##### Data records #####
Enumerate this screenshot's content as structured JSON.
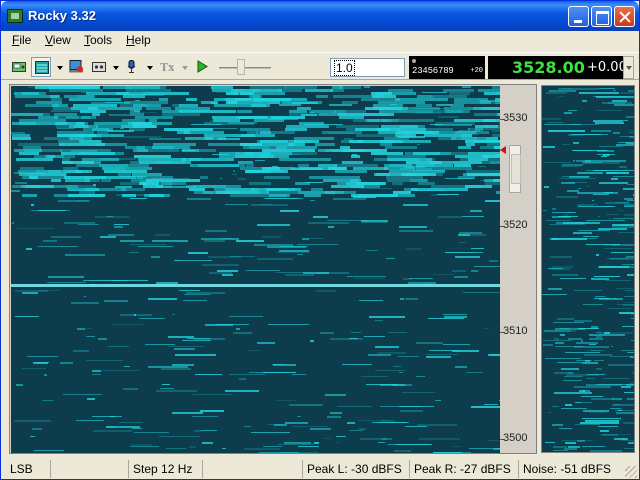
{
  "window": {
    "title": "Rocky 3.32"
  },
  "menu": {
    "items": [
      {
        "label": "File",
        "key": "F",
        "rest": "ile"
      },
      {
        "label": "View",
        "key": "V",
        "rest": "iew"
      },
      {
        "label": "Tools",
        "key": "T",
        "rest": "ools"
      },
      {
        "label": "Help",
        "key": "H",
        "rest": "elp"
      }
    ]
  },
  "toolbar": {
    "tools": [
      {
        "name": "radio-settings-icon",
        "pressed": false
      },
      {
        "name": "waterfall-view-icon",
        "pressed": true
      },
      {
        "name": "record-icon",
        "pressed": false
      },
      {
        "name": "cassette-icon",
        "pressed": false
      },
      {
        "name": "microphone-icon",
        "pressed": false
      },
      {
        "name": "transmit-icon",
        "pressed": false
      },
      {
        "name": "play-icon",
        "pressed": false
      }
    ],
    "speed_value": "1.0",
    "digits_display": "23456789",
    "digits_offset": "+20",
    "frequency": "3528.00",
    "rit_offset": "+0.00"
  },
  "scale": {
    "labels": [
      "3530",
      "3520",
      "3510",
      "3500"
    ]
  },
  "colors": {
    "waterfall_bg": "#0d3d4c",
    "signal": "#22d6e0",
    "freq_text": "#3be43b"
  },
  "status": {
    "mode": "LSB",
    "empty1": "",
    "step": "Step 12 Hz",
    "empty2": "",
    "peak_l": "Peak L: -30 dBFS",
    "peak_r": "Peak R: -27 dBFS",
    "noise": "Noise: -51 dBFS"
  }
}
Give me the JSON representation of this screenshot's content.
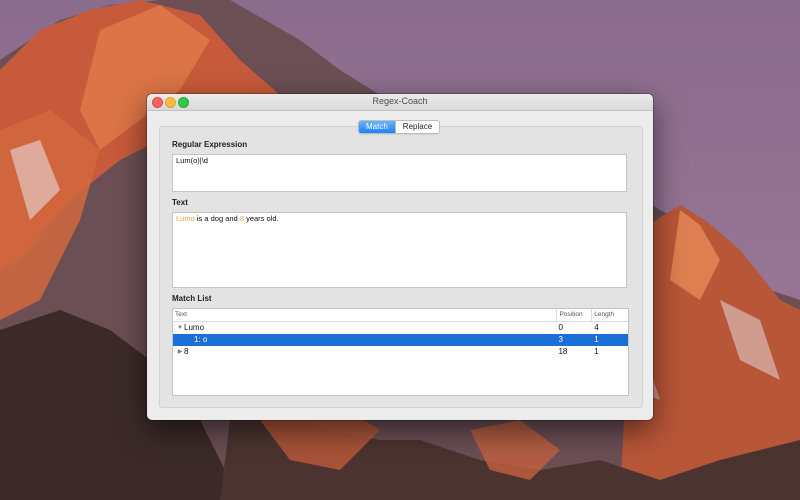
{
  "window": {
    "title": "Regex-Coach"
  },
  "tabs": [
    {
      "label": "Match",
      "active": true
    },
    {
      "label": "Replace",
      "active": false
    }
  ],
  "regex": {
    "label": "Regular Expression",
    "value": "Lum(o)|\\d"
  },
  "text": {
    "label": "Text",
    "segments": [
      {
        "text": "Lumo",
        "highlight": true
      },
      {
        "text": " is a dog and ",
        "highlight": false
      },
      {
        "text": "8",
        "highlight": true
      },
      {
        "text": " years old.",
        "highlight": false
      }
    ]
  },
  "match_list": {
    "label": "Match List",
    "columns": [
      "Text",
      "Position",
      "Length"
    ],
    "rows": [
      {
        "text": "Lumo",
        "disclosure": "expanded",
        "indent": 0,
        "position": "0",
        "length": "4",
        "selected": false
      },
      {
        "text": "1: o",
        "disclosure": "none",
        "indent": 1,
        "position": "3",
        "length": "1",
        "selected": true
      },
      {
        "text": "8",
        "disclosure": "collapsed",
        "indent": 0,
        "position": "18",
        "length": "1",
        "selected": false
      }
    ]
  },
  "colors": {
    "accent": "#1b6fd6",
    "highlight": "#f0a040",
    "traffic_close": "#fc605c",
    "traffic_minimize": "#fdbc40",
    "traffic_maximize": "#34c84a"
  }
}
#####
##### Data records #####
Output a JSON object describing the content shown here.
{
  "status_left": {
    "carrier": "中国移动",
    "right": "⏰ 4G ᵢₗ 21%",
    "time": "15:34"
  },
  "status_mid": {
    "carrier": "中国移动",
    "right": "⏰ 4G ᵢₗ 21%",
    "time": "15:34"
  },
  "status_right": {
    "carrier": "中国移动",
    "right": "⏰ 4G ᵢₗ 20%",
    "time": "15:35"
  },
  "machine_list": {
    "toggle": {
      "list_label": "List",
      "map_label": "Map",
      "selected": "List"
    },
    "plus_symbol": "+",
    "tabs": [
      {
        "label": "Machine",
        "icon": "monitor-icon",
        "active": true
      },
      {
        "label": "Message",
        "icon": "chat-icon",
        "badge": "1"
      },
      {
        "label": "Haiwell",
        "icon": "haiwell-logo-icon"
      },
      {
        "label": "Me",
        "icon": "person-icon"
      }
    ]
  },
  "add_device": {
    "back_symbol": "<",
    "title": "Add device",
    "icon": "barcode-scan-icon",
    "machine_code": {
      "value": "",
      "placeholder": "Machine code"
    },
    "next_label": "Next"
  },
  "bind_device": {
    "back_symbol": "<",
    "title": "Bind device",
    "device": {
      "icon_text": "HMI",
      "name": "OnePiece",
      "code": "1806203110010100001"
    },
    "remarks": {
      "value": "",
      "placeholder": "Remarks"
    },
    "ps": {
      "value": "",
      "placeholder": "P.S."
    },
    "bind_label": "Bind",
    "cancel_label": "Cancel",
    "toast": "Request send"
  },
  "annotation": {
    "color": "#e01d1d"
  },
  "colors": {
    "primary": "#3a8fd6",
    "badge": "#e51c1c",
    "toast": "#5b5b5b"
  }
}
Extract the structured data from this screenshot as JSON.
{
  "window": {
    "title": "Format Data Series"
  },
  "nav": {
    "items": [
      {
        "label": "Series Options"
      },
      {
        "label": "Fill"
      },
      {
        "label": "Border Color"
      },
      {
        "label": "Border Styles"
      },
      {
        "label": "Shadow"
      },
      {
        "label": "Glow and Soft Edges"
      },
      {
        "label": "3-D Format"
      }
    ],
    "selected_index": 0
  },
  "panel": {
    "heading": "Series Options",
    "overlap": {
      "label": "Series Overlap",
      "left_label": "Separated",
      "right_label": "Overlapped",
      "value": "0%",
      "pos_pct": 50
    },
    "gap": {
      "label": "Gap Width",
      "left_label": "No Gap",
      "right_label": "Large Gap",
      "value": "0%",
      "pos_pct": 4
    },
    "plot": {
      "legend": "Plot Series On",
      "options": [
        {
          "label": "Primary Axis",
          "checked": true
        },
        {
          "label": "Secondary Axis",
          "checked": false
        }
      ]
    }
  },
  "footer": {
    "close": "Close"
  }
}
#####
##### Data records #####
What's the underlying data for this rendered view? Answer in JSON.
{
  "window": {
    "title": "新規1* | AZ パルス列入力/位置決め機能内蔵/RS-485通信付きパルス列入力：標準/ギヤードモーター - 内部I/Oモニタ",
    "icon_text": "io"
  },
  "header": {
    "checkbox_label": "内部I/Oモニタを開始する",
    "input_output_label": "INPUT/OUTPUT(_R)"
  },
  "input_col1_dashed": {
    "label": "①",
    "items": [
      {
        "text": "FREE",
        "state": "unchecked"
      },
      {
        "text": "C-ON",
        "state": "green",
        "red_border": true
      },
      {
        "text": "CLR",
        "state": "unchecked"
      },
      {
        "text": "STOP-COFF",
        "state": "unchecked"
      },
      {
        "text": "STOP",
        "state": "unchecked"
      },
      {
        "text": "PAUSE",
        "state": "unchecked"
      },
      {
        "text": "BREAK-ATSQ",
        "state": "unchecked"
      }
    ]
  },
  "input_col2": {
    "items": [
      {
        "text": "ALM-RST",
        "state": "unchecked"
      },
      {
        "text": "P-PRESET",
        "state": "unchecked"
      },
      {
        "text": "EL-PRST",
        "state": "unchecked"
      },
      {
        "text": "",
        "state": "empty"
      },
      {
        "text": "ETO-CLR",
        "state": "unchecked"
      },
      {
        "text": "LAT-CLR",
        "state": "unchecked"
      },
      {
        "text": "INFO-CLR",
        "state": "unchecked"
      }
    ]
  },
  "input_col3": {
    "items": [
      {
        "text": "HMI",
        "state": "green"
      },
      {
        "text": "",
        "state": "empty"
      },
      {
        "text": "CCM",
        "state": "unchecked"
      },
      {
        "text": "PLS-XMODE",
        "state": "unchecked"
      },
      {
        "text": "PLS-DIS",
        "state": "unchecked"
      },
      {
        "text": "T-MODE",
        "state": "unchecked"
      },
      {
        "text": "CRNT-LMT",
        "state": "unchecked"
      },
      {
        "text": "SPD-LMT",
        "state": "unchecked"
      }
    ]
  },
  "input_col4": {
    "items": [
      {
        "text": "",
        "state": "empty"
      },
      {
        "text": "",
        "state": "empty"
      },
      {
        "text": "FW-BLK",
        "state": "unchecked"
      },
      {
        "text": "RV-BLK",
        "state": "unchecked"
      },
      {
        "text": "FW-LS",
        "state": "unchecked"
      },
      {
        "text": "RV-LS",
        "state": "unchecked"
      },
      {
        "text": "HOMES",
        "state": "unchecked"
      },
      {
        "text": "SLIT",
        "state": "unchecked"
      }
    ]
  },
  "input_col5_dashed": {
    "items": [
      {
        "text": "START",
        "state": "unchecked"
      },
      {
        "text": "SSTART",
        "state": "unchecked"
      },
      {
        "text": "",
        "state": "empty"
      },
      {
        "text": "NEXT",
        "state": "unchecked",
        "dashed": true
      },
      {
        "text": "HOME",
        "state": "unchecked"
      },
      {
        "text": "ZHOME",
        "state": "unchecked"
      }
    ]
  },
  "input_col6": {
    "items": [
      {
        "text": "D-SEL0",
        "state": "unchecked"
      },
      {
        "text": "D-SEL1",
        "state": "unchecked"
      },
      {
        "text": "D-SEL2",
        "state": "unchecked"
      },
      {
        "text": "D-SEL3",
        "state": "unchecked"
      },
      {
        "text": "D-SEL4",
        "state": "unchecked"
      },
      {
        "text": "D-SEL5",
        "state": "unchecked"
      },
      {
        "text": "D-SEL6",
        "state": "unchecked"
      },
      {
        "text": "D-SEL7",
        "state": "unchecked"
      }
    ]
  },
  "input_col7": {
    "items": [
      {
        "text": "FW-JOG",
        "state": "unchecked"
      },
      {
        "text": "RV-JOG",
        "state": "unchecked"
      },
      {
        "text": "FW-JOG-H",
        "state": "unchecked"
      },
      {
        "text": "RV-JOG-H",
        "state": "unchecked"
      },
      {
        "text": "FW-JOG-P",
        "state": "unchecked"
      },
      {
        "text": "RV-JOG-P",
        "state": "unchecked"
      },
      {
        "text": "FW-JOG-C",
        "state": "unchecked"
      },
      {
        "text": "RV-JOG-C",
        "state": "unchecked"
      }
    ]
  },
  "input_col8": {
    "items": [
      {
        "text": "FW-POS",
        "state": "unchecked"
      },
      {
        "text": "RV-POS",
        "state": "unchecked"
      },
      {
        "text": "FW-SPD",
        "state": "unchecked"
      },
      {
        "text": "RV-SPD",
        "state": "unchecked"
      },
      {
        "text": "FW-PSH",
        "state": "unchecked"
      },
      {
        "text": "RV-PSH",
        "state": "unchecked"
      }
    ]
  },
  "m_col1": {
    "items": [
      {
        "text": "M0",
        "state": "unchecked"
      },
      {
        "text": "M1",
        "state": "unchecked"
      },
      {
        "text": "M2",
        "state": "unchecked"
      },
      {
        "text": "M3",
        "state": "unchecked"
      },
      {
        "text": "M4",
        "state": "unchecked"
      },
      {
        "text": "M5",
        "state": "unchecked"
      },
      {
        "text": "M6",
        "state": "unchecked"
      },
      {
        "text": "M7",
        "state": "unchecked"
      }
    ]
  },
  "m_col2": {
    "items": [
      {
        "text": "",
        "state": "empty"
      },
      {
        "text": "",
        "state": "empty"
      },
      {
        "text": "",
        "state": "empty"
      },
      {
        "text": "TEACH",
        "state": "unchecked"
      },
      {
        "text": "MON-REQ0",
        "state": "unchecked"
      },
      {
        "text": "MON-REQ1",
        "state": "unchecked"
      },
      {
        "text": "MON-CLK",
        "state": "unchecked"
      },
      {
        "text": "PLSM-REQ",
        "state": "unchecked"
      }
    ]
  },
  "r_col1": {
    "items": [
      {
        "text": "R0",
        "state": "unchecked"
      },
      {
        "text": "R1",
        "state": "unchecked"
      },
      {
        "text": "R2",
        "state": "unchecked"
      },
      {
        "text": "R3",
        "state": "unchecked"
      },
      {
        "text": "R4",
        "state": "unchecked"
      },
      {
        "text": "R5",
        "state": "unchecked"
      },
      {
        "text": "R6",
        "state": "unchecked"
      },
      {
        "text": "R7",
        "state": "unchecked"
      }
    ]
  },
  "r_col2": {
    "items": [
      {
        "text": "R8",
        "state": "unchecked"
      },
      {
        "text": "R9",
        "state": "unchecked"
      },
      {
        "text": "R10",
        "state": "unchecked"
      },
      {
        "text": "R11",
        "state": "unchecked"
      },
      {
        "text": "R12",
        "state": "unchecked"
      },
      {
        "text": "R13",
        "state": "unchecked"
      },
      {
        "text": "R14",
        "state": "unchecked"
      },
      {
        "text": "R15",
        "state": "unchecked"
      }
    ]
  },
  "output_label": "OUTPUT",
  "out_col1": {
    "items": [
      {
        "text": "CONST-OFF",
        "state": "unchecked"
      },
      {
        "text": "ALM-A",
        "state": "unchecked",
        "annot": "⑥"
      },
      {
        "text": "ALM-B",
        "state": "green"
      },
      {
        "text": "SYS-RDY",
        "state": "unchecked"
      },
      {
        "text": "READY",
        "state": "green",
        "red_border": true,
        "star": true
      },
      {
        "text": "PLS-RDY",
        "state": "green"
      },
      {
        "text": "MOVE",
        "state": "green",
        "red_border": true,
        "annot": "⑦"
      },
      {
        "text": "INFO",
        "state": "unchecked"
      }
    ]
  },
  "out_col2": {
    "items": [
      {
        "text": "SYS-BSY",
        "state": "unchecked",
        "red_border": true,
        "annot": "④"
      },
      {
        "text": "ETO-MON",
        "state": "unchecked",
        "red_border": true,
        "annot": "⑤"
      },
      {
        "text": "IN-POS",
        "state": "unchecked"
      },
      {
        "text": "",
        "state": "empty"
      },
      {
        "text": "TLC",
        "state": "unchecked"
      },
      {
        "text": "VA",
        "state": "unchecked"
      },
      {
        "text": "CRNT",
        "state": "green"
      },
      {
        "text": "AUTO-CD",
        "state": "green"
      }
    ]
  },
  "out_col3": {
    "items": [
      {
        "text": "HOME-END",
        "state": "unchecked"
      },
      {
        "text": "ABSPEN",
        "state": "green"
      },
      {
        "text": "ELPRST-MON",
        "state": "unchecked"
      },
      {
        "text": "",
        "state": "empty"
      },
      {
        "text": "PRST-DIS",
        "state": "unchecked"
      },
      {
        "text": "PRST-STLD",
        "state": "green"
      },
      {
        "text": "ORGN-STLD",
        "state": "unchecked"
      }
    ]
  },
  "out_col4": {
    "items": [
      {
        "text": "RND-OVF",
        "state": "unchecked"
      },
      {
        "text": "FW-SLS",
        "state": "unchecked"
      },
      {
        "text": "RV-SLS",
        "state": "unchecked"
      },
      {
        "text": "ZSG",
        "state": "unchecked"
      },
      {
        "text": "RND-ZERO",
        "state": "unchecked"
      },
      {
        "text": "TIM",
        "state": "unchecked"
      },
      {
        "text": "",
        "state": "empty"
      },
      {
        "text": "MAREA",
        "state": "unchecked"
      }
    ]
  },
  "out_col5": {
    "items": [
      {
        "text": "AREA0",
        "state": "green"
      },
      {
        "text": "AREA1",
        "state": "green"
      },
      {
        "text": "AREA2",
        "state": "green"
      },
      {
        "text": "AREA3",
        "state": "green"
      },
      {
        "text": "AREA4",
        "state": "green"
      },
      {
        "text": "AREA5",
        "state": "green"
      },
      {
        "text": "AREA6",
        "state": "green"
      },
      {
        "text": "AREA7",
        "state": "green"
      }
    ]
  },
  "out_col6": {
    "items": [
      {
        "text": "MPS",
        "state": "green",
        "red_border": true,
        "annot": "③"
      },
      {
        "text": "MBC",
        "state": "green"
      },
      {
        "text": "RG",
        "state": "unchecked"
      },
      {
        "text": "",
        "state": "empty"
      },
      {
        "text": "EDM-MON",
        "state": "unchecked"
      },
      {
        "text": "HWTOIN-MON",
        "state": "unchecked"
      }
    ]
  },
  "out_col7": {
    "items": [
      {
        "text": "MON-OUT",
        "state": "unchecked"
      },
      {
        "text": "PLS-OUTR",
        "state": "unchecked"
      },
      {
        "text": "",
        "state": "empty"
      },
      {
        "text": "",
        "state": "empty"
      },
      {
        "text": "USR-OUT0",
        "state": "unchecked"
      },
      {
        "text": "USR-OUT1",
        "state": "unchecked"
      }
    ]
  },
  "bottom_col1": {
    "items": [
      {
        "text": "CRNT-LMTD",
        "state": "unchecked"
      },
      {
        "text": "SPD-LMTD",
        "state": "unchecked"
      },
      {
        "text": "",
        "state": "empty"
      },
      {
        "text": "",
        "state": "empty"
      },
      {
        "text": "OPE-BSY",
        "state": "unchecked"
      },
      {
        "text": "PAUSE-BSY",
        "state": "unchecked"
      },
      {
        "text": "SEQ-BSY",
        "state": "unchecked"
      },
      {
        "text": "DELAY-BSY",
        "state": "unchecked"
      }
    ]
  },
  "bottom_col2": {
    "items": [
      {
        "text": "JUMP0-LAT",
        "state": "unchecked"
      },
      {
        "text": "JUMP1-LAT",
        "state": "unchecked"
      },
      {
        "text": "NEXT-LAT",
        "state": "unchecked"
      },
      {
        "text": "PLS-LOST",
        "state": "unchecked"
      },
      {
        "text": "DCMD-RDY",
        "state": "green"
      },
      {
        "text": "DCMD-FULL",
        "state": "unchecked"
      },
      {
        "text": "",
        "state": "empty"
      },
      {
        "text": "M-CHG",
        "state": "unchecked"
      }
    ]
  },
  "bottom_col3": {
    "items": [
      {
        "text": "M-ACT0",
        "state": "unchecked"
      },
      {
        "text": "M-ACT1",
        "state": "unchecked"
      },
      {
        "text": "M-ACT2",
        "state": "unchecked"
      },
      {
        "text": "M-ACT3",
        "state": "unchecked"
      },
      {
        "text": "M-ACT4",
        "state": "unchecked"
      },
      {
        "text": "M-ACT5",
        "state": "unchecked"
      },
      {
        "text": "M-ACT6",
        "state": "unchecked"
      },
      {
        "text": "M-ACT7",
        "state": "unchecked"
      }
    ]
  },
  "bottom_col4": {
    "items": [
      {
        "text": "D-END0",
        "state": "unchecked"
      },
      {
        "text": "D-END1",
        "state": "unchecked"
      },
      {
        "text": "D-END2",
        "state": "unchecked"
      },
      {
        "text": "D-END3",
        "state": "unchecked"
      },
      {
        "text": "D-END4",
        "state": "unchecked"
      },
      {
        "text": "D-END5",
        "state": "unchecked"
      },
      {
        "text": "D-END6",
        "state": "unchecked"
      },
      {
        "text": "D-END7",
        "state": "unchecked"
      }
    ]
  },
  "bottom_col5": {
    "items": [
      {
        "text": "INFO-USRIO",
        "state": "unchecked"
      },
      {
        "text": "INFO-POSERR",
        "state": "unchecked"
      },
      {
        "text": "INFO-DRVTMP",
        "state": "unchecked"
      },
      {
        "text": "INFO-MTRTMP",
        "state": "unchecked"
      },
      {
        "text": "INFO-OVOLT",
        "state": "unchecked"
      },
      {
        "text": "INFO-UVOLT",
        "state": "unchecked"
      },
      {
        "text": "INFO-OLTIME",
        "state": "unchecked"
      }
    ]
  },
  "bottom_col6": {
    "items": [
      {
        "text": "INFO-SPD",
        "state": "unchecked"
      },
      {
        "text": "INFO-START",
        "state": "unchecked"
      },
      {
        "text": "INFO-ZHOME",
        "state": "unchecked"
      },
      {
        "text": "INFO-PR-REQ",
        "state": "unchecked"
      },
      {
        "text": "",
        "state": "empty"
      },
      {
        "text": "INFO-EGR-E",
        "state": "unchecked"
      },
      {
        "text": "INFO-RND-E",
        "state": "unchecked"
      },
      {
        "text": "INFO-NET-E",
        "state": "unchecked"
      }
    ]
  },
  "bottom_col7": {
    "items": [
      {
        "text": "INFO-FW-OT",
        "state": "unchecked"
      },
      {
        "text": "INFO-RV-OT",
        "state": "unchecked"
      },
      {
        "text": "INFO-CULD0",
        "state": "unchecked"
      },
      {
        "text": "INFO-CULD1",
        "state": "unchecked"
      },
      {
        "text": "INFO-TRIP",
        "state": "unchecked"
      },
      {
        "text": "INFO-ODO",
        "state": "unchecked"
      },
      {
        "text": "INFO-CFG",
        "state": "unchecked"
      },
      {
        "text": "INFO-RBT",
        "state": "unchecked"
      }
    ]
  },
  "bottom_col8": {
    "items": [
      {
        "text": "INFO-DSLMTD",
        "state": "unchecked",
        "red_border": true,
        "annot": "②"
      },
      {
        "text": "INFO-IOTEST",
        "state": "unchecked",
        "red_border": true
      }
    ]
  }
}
#####
Every line containing the string "placeholder" must be listed.

      "placeholder": "Machine code"
      "placeholder": "Remarks"
      "placeholder": "P.S."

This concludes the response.